--- Problem description ---
According to the text on sample size and statistical methods, how many patients in total does the study plan to recruit?

*** Text segment ***

Sample size calculation

The programme will be considered as effective if the proportion of patients who maintain ≥90 % MPR is significantly higher in the intervention group than in the control group, at the completion of 3 months of oral chemotherapy. Previous studies have assumed that adherence has been achieved if the MPR is 70 % in the intervention group and 50 % in the control group [32, 41]. Prospective power analysis revealed that 93 patients were needed in each group for 80 % power at an alpha level of 0.05. Therefore, we plan to recruit 100 patients in each group, for a total of 200 patients.

Statistical methods

The analysis will be done on the basis of intention-to-treat principle. For the primary outcome, the proportion of patients who maintained ≥90 % MPR in each group at 3 months will be estimated and compared, with adjustments made for allocation factors. If a statistically significant difference is found, our intervention will contribute to medication management in MBC patients. For the other end points, summary statistics will be calculated at each measurement time point in each group and compared between groups. The significance level will be set at 0.05.

*** Records supplied ***

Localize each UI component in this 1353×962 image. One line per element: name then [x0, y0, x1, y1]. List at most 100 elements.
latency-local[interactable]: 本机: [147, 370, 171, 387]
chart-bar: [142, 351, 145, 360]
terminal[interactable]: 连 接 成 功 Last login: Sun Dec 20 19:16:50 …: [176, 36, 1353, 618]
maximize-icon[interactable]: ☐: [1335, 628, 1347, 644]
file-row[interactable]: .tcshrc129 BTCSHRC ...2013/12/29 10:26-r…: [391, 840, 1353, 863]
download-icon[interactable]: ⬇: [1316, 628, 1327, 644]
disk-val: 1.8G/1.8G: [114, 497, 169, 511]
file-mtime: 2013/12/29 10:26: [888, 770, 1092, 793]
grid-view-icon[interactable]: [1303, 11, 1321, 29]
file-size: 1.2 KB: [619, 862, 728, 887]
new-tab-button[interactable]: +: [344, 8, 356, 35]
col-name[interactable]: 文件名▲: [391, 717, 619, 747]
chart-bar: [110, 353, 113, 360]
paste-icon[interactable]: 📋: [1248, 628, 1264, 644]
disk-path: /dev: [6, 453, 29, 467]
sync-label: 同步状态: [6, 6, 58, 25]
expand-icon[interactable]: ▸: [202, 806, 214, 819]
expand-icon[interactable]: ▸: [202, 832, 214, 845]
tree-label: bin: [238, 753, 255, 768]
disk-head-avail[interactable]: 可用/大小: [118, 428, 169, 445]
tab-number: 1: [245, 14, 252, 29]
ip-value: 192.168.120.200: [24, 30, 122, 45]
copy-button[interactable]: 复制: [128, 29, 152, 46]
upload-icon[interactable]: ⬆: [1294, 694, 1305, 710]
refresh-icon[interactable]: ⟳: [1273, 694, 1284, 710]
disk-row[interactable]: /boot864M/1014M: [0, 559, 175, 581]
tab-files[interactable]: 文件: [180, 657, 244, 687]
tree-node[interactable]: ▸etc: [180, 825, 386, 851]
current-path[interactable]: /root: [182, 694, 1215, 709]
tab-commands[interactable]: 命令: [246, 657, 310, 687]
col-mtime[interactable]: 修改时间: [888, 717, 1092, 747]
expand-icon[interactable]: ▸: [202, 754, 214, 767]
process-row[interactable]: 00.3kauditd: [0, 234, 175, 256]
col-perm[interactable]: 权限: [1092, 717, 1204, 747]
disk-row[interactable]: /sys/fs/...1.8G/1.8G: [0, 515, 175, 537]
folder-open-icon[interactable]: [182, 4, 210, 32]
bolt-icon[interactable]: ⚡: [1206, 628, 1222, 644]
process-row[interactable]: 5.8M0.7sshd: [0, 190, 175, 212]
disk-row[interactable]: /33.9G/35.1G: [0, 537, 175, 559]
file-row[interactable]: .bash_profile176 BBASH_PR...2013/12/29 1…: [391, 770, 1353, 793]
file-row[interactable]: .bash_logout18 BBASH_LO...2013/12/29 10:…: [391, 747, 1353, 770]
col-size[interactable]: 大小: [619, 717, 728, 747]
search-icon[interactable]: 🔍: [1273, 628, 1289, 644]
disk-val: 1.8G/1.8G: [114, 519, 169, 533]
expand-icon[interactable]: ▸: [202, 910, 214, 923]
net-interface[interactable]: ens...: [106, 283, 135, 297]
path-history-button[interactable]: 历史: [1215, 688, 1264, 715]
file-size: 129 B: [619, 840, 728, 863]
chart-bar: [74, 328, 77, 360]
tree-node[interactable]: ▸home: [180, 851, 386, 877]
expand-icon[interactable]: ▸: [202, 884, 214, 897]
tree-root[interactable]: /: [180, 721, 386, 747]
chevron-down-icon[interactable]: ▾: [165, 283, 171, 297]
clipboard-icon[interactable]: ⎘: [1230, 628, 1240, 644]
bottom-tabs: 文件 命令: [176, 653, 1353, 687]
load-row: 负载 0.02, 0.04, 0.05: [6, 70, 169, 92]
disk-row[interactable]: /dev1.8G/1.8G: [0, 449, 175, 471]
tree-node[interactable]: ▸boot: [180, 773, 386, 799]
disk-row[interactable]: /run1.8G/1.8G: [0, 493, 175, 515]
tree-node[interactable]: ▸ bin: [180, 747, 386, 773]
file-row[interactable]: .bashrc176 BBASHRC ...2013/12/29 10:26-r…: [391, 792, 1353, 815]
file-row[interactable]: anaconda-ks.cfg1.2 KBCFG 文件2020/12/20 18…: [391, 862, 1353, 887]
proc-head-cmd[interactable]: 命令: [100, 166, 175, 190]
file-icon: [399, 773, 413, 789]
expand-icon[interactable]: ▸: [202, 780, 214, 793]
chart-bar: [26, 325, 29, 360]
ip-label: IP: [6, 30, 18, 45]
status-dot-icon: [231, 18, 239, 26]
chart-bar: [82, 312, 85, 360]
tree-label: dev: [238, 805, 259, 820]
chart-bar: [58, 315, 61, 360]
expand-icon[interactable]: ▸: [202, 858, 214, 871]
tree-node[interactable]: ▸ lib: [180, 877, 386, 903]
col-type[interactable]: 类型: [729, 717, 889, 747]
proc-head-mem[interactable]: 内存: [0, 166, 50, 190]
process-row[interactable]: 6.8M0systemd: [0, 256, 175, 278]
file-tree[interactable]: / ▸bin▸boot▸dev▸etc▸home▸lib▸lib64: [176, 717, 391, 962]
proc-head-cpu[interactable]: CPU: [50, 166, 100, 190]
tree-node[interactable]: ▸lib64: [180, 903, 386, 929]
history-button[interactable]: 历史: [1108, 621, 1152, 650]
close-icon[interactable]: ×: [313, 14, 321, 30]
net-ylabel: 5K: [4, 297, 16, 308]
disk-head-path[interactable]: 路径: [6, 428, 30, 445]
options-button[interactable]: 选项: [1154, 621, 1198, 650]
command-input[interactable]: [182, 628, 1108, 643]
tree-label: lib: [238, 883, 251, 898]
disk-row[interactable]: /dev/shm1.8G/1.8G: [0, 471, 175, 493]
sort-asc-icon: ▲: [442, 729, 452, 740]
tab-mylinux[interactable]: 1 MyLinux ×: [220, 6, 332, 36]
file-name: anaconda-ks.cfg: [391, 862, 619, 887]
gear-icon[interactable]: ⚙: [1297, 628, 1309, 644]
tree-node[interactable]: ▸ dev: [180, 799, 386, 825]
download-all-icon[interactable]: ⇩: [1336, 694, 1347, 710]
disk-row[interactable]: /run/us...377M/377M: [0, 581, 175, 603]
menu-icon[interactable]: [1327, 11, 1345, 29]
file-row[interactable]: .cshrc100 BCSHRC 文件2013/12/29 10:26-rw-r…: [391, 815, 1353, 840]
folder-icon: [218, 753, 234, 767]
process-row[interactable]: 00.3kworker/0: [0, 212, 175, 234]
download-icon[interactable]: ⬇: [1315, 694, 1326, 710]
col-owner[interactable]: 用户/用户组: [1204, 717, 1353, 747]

***

--- Expected answer ---
200 patients, 100 in each group.